Written task → Skip the pictures. Repeat everything else in the records word for word.

Extracted data entries
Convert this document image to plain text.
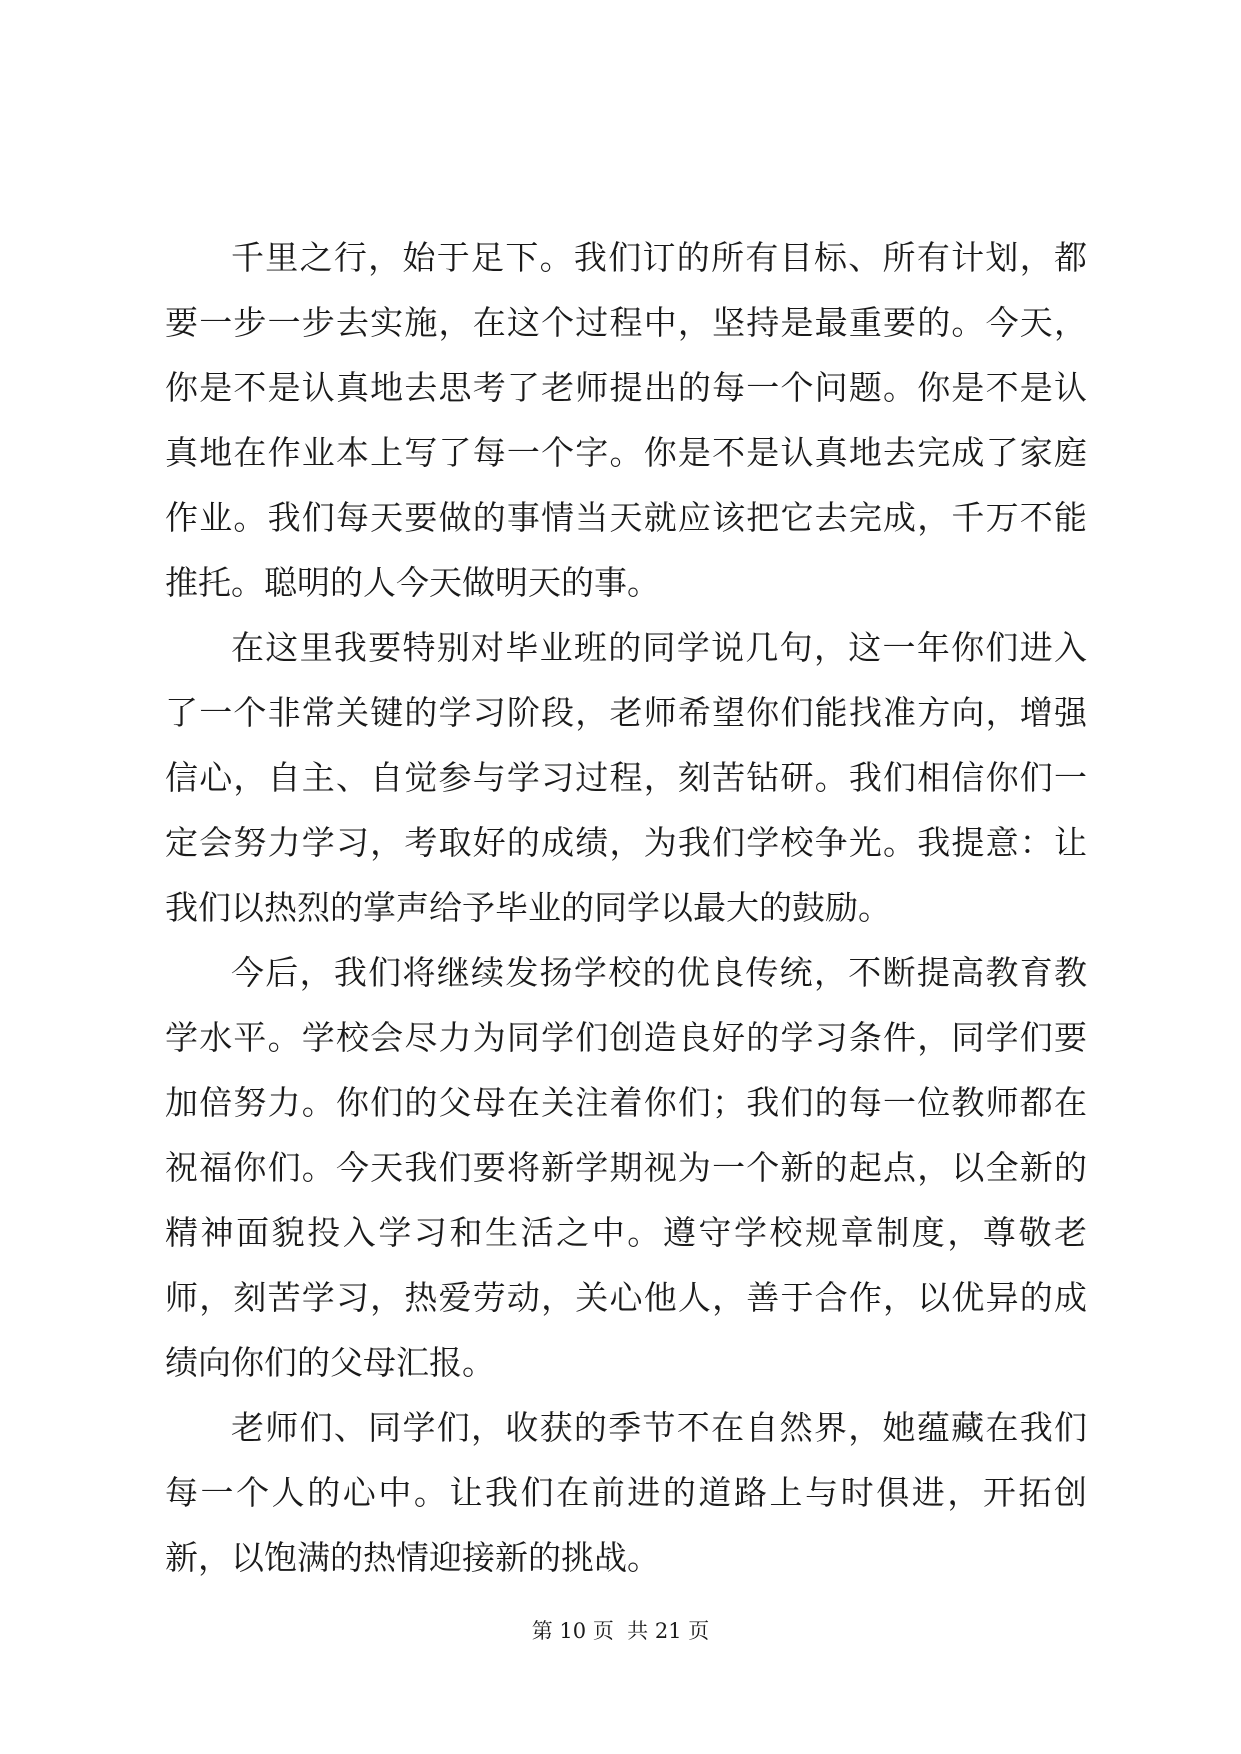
千里之行，始于足下。我们订的所有目标、所有计划，都要一步一步去实施，在这个过程中，坚持是最重要的。今天，你是不是认真地去思考了老师提出的每一个问题。你是不是认真地在作业本上写了每一个字。你是不是认真地去完成了家庭作业。我们每天要做的事情当天就应该把它去完成，千万不能推托。聪明的人今天做明天的事。

在这里我要特别对毕业班的同学说几句，这一年你们进入了一个非常关键的学习阶段，老师希望你们能找准方向，增强信心，自主、自觉参与学习过程，刻苦钻研。我们相信你们一定会努力学习，考取好的成绩，为我们学校争光。我提意：让我们以热烈的掌声给予毕业的同学以最大的鼓励。

今后，我们将继续发扬学校的优良传统，不断提高教育教学水平。学校会尽力为同学们创造良好的学习条件，同学们要加倍努力。你们的父母在关注着你们；我们的每一位教师都在祝福你们。今天我们要将新学期视为一个新的起点，以全新的精神面貌投入学习和生活之中。遵守学校规章制度，尊敬老师，刻苦学习，热爱劳动，关心他人，善于合作，以优异的成绩向你们的父母汇报。

老师们、同学们，收获的季节不在自然界，她蕴藏在我们每一个人的心中。让我们在前进的道路上与时俱进，开拓创新，以饱满的热情迎接新的挑战。

第 10 页  共 21 页
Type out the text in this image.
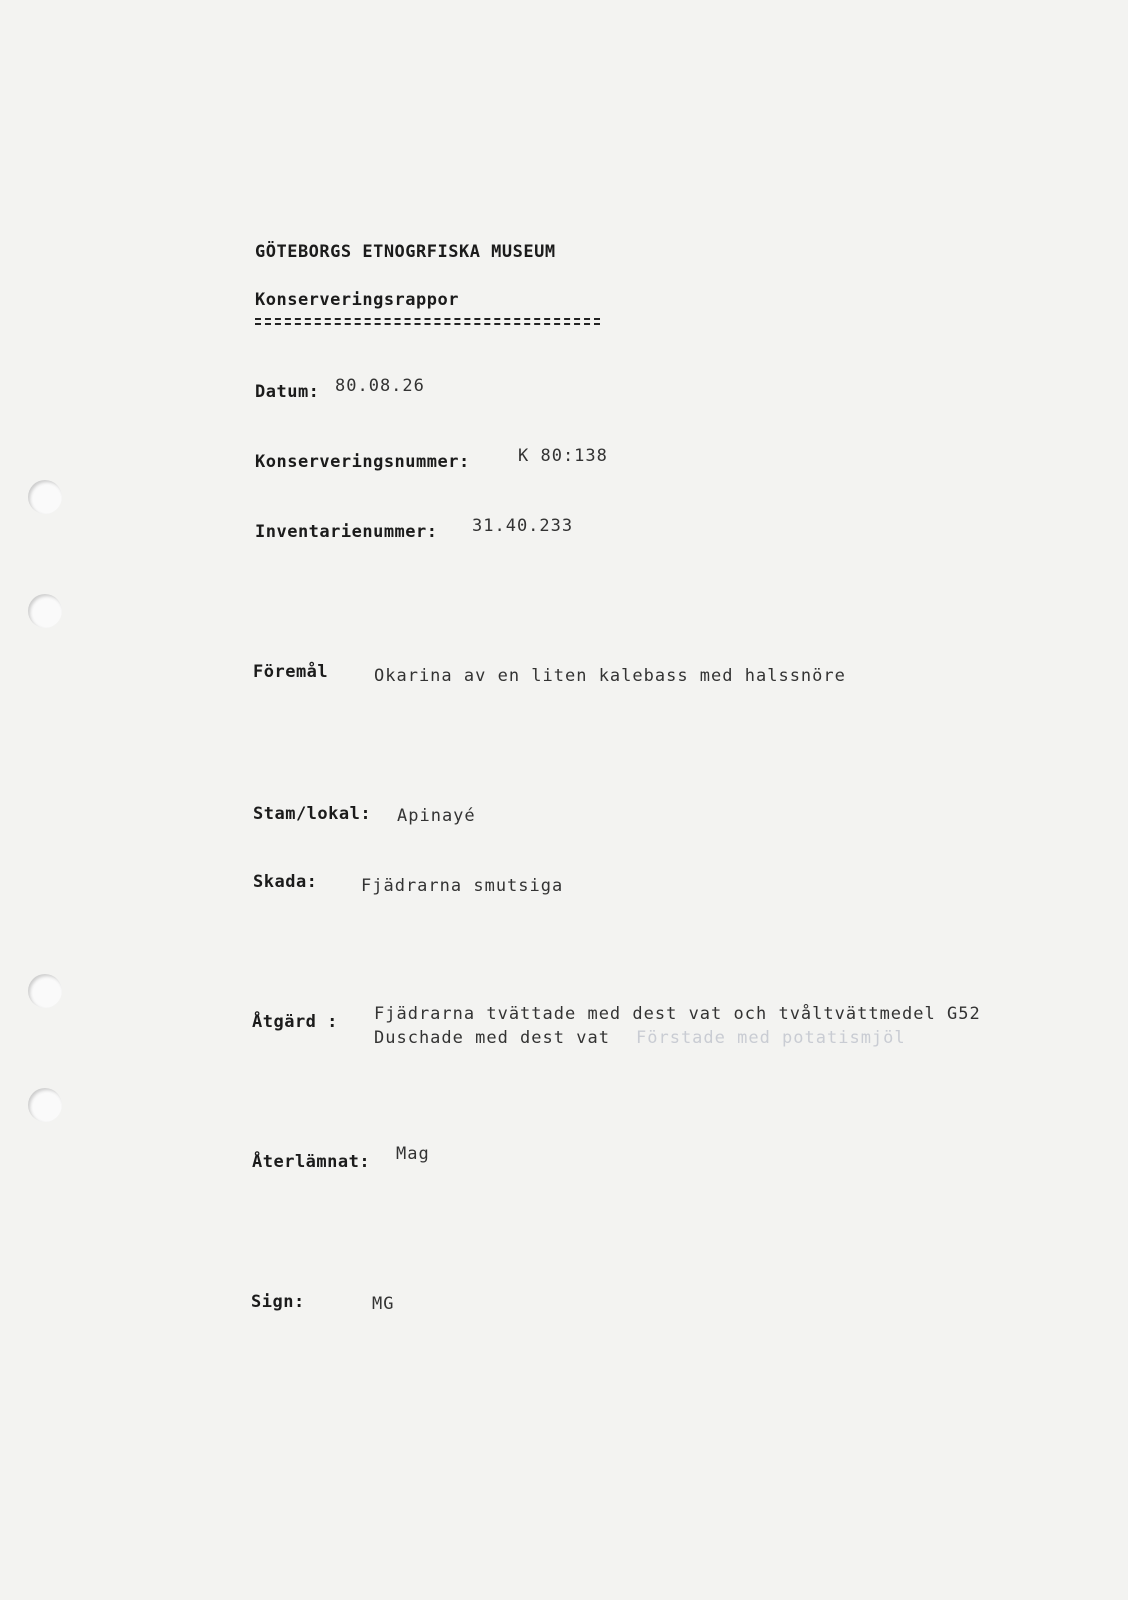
GÖTEBORGS ETNOGRFISKA MUSEUM
Konserveringsrappor
Datum: 80.08.26
Konserveringsnummer:	K 80:138
Inventarienummer: 31.40.233
Föremål	Okarina av en liten kalebass med halssnöre
Stam/lokal: Apinayé
Skada:	Fjädrarna smutsiga
Åtgärd : Fjädrarna tvättade med dest vat och tvåltvättmedel G52
Duschade med dest vat Förstade med potatismjöl
Återlämnat: Mag
Sign:	MG
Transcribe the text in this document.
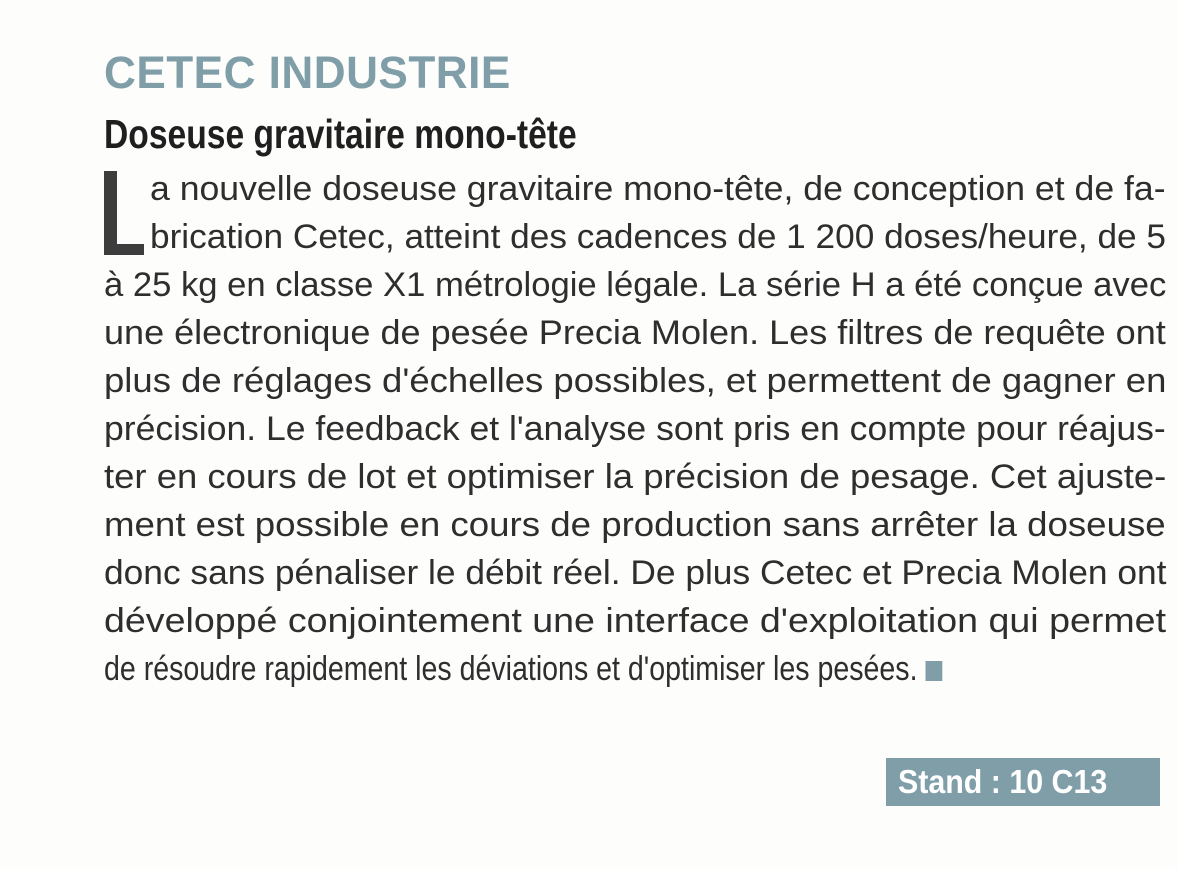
CETEC INDUSTRIE
Doseuse gravitaire mono-tête
a nouvelle doseuse gravitaire mono-tête, de conception et de fa-
brication Cetec, atteint des cadences de 1 200 doses/heure, de 5
à 25 kg en classe X1 métrologie légale. La série H a été conçue avec
une électronique de pesée Precia Molen. Les filtres de requête ont
plus de réglages d'échelles possibles, et permettent de gagner en
précision. Le feedback et l'analyse sont pris en compte pour réajus-
ter en cours de lot et optimiser la précision de pesage. Cet ajuste-
ment est possible en cours de production sans arrêter la doseuse
donc sans pénaliser le débit réel. De plus Cetec et Precia Molen ont
développé conjointement une interface d'exploitation qui permet
de résoudre rapidement les déviations et d'optimiser les pesées.
Stand : 10 C13
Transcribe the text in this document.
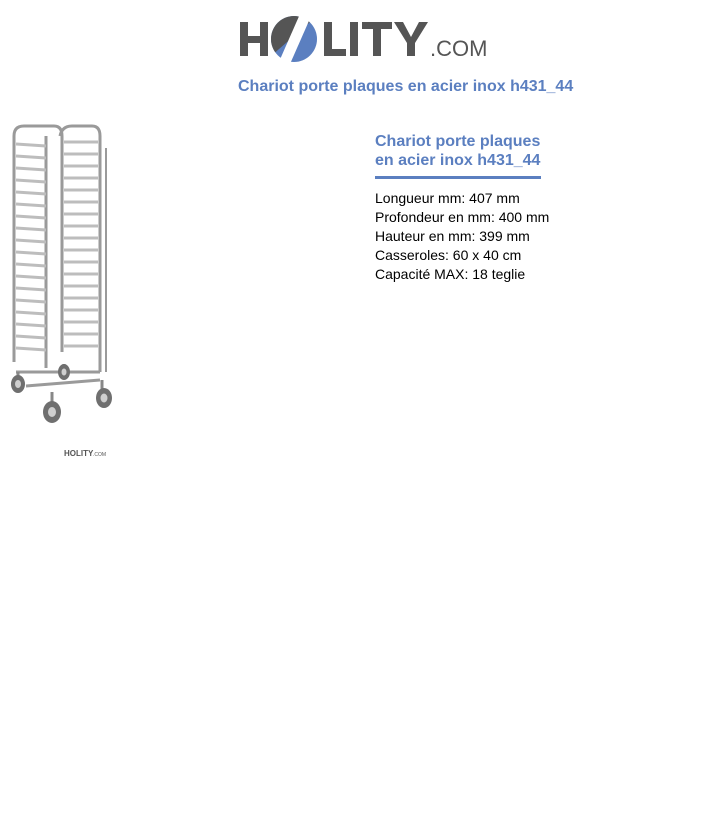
.COM
Chariot porte plaques en acier inox h431_44
HOLITY .COM
Chariot porte plaques en acier inox h431_44
Longueur mm: 407 mm
Profondeur en mm: 400 mm
Hauteur en mm: 399 mm
Casseroles: 60 x 40 cm
Capacité MAX: 18 teglie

Correct answer →
Convert this document image to plain text.
千里之行，始于足下。我们订的所有目标、所有计划，都要一步一步去实施，在这个过程中，坚持是最重要的。今天，你是不是认真地去思考了老师提出的每一个问题。你是不是认真地在作业本上写了每一个字。你是不是认真地去完成了家庭作业。我们每天要做的事情当天就应该把它去完成，千万不能推托。聪明的人今天做明天的事。

在这里我要特别对毕业班的同学说几句，这一年你们进入了一个非常关键的学习阶段，老师希望你们能找准方向，增强信心，自主、自觉参与学习过程，刻苦钻研。我们相信你们一定会努力学习，考取好的成绩，为我们学校争光。我提意：让我们以热烈的掌声给予毕业的同学以最大的鼓励。

今后，我们将继续发扬学校的优良传统，不断提高教育教学水平。学校会尽力为同学们创造良好的学习条件，同学们要加倍努力。你们的父母在关注着你们；我们的每一位教师都在祝福你们。今天我们要将新学期视为一个新的起点，以全新的精神面貌投入学习和生活之中。遵守学校规章制度，尊敬老师，刻苦学习，热爱劳动，关心他人，善于合作，以优异的成绩向你们的父母汇报。

老师们、同学们，收获的季节不在自然界，她蕴藏在我们每一个人的心中。让我们在前进的道路上与时俱进，开拓创新，以饱满的热情迎接新的挑战。

第 10 页  共 21 页
Type out the text in this image.
GÖTEBORGS ETNOGRFISKA MUSEUM
Konserveringsrappor
Datum: 80.08.26
Konserveringsnummer:	K 80:138
Inventarienummer: 31.40.233
Föremål	Okarina av en liten kalebass med halssnöre
Stam/lokal: Apinayé
Skada:	Fjädrarna smutsiga
Åtgärd : Fjädrarna tvättade med dest vat och tvåltvättmedel G52
Duschade med dest vat Förstade med potatismjöl
Återlämnat: Mag
Sign:	MG
Transcribe the text in this document.
CETEC INDUSTRIE
Doseuse gravitaire mono-tête
a nouvelle doseuse gravitaire mono-tête, de conception et de fa-
brication Cetec, atteint des cadences de 1 200 doses/heure, de 5
à 25 kg en classe X1 métrologie légale. La série H a été conçue avec
une électronique de pesée Precia Molen. Les filtres de requête ont
plus de réglages d'échelles possibles, et permettent de gagner en
précision. Le feedback et l'analyse sont pris en compte pour réajus-
ter en cours de lot et optimiser la précision de pesage. Cet ajuste-
ment est possible en cours de production sans arrêter la doseuse
donc sans pénaliser le débit réel. De plus Cetec et Precia Molen ont
développé conjointement une interface d'exploitation qui permet
de résoudre rapidement les déviations et d'optimiser les pesées.
Stand : 10 C13
Transcribe the text in this document.
.COM
Chariot porte plaques en acier inox h431_44
HOLITY .COM
Chariot porte plaques en acier inox h431_44
Longueur mm: 407 mm
Profondeur en mm: 400 mm
Hauteur en mm: 399 mm
Casseroles: 60 x 40 cm
Capacité MAX: 18 teglie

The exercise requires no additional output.